Tally up the lines that include "nawet" and state that number by itself.

── INPUT RECORDS ──

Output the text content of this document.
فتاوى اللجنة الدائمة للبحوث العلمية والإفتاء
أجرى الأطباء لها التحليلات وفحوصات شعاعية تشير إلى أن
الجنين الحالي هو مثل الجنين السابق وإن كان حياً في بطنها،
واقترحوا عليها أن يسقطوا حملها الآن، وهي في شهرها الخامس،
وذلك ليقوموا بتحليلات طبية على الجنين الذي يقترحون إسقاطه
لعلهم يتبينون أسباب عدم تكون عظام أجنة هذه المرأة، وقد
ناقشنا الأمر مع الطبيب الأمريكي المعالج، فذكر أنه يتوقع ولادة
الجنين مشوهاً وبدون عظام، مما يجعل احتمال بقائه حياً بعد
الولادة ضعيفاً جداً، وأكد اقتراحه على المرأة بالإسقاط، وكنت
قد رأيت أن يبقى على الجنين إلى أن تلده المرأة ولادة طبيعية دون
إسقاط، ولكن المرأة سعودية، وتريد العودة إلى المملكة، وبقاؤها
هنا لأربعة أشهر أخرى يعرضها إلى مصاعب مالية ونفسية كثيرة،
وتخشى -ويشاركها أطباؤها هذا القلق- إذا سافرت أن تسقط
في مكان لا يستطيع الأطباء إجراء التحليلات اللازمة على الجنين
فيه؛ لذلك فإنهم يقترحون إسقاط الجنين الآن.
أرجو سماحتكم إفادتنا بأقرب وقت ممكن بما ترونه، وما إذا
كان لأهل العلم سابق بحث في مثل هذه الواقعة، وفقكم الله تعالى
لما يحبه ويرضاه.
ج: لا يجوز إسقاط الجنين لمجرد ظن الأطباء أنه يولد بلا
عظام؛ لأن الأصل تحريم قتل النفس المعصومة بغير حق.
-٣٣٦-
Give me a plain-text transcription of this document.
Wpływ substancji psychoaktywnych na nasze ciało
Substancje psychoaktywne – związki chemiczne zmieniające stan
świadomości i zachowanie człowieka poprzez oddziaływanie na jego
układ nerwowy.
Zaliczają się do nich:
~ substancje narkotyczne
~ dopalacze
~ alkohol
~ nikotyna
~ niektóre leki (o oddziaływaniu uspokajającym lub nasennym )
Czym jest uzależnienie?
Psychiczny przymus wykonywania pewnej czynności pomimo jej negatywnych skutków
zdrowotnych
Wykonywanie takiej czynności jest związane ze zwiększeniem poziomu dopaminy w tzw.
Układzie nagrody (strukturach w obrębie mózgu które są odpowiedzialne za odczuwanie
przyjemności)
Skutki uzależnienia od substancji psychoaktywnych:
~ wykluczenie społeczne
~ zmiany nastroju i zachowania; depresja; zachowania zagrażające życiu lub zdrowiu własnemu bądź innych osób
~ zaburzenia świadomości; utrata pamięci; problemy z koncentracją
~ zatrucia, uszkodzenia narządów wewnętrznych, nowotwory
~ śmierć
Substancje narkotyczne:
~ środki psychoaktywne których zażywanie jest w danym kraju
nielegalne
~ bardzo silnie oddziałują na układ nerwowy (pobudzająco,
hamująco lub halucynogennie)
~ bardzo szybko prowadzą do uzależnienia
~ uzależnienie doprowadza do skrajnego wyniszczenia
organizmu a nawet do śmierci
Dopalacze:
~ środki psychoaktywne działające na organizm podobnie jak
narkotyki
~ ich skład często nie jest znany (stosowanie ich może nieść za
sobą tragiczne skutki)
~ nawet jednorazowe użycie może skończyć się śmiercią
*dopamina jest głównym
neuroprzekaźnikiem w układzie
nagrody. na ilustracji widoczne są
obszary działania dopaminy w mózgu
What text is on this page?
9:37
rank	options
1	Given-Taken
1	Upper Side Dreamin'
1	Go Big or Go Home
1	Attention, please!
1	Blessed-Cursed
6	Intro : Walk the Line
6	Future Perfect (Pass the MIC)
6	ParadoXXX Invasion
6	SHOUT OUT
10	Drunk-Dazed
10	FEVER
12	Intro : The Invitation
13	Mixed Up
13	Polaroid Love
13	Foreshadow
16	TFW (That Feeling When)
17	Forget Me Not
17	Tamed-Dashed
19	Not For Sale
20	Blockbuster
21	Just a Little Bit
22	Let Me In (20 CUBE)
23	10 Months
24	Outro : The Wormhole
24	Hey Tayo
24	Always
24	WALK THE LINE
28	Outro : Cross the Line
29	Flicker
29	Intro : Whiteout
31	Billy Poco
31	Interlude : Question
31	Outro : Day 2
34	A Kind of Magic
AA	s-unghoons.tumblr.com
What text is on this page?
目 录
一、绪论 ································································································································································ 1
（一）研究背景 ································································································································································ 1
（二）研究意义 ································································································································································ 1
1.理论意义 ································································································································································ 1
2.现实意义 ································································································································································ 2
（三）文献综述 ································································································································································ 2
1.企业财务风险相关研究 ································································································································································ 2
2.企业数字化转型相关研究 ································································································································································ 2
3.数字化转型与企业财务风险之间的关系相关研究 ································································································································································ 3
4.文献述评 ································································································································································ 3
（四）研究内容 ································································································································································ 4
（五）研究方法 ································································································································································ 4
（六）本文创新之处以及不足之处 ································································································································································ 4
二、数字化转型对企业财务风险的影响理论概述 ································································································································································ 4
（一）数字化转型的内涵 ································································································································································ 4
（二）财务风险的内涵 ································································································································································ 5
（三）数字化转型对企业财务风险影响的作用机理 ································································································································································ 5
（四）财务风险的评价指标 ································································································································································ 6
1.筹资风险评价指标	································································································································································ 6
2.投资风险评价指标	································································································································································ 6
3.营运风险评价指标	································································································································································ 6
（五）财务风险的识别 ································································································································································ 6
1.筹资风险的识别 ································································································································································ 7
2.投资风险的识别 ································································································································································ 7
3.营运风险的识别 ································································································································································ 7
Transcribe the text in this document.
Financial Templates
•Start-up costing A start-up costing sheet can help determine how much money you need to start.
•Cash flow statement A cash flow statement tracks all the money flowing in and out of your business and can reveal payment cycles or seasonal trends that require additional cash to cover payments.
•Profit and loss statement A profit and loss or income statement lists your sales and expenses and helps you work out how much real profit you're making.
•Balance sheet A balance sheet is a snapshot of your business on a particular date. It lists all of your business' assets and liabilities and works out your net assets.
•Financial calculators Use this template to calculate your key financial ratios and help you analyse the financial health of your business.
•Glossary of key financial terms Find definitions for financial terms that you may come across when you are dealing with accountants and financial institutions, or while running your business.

───

- **RESPONSE**
2